***** RECORDS PROVIDED

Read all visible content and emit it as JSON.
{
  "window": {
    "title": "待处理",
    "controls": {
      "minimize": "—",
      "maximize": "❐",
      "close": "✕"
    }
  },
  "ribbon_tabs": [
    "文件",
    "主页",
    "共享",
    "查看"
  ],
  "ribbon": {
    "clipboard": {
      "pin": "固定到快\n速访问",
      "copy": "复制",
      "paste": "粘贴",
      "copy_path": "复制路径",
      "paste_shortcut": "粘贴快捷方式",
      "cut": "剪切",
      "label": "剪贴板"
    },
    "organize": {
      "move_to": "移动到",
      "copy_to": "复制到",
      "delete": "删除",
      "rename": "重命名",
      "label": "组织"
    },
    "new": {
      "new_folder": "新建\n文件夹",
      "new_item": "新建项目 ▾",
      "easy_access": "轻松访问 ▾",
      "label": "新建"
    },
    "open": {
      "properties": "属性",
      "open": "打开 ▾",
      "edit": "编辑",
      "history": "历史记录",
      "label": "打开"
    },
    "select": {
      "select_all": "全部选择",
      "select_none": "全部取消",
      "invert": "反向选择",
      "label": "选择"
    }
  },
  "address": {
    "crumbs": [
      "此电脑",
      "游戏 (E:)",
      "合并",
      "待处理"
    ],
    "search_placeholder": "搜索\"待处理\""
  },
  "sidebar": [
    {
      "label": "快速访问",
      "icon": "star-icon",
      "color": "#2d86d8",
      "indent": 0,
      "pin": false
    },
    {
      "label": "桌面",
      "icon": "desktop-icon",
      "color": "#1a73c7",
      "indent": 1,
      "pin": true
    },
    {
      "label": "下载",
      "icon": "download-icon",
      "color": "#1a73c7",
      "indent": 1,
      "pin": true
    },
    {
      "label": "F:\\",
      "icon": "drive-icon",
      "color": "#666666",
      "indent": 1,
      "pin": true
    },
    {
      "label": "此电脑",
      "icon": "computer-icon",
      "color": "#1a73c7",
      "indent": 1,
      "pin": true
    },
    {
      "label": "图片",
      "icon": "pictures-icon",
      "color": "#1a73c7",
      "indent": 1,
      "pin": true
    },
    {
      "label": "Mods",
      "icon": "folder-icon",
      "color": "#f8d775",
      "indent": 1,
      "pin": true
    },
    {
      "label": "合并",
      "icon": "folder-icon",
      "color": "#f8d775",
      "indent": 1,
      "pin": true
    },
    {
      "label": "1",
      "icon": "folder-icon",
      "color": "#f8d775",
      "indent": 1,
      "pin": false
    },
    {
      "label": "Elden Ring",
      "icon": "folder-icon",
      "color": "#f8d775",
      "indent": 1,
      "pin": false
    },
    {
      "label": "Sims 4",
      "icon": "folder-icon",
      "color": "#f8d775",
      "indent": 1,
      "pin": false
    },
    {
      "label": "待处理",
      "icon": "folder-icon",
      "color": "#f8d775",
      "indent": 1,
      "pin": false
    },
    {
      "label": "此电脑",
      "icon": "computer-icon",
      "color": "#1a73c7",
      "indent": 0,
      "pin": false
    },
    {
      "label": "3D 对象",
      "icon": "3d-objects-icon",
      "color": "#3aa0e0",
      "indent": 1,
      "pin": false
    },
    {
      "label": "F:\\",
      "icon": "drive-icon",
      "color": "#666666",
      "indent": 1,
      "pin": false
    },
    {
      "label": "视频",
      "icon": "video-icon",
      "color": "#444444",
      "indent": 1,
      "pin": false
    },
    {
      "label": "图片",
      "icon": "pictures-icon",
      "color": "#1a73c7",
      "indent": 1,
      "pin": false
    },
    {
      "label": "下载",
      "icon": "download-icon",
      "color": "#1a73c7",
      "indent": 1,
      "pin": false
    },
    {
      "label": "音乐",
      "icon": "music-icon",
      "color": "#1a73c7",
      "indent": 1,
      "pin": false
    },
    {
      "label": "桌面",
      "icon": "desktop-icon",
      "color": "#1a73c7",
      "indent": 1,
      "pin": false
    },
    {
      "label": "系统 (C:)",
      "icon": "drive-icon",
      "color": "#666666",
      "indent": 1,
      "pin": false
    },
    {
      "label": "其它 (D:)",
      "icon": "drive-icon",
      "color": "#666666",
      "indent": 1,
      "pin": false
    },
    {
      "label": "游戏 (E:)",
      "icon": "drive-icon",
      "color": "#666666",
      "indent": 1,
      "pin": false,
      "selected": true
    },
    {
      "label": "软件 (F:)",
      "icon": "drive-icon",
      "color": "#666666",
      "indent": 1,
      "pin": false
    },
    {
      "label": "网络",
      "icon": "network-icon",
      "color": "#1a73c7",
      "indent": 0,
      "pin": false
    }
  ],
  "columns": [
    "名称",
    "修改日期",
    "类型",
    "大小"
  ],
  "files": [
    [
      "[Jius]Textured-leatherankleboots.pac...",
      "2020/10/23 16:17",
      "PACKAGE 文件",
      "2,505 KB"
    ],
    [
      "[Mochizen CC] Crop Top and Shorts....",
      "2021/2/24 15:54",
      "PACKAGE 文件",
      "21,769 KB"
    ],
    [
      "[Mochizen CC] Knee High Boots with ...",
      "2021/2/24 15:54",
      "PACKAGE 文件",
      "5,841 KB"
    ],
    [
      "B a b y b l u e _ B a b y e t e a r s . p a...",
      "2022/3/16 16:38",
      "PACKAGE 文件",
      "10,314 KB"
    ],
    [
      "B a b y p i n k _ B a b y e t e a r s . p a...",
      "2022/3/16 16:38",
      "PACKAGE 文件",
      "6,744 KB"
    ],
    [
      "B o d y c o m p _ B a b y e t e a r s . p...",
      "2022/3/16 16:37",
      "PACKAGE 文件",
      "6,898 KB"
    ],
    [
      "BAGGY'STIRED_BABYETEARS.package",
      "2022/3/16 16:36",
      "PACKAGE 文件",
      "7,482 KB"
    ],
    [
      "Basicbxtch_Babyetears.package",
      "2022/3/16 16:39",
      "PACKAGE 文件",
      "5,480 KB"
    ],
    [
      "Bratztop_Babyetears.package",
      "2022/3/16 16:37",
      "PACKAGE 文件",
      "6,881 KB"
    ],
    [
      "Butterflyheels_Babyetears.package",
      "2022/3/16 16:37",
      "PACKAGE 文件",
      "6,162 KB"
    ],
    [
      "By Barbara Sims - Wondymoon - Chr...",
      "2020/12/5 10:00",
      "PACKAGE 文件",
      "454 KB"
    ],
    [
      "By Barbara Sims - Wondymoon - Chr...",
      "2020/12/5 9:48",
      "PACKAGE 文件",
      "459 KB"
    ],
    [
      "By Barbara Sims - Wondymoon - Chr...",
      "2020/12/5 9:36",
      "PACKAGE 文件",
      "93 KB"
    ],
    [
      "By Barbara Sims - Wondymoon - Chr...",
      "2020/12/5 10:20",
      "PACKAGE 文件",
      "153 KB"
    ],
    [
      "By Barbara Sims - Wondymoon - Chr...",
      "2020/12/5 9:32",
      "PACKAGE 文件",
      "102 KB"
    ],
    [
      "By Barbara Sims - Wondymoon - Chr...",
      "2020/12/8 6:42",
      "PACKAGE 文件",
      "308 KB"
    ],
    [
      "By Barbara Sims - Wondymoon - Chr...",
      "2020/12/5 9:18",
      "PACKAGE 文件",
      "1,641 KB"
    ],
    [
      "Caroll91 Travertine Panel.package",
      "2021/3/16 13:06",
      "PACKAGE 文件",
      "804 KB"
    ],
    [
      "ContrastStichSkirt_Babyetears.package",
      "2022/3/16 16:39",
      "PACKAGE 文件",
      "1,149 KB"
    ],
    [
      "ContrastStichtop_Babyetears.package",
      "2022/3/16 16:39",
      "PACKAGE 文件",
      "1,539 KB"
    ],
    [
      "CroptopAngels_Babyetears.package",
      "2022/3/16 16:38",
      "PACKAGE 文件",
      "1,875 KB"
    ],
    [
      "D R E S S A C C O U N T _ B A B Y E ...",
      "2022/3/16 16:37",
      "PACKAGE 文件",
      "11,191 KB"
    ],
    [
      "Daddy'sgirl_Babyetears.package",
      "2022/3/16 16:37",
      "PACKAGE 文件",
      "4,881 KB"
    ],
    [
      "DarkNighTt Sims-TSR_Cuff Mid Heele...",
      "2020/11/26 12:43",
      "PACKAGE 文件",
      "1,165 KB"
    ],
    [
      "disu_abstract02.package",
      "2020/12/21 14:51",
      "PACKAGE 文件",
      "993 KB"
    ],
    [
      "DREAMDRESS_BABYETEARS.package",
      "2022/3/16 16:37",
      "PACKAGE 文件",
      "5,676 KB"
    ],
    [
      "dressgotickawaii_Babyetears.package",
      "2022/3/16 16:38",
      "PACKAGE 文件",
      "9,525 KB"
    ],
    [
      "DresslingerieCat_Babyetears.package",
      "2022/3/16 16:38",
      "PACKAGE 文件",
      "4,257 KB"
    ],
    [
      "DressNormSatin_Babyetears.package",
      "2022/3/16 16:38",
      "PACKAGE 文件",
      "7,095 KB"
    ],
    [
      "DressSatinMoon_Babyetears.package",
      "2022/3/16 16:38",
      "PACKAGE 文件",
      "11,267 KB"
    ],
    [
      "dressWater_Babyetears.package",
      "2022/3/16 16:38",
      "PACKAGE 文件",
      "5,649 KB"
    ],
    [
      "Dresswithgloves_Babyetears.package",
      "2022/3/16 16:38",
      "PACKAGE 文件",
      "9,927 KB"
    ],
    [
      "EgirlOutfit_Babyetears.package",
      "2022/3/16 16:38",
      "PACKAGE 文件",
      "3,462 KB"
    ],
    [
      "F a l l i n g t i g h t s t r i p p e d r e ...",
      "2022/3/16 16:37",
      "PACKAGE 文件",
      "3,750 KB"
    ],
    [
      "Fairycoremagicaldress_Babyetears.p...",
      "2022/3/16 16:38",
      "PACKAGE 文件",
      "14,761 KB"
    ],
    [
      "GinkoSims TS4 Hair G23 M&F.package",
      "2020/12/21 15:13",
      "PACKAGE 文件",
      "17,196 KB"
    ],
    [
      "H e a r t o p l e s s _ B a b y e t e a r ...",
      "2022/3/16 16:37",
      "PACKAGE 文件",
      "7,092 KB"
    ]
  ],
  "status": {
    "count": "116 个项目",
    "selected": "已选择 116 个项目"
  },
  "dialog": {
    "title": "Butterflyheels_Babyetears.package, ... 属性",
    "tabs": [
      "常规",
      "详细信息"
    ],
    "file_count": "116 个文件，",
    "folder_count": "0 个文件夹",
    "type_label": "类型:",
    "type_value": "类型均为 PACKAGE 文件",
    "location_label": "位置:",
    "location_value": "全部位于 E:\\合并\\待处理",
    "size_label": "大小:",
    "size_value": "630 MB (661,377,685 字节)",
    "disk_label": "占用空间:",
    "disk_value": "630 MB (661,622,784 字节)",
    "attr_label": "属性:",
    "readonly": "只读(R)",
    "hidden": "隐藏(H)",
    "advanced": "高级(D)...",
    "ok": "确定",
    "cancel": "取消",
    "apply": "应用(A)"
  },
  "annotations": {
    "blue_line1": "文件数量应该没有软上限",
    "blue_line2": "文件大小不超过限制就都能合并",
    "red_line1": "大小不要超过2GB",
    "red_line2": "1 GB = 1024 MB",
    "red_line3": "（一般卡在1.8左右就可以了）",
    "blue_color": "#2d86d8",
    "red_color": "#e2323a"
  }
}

**********

#### WRITTEN TASK:
Pull every line containing the word "title" out of the material and copy it.

#### RESULT BELOW:
    "title": "待处理",
    "title": "Butterflyheels_Babyetears.package, ... 属性",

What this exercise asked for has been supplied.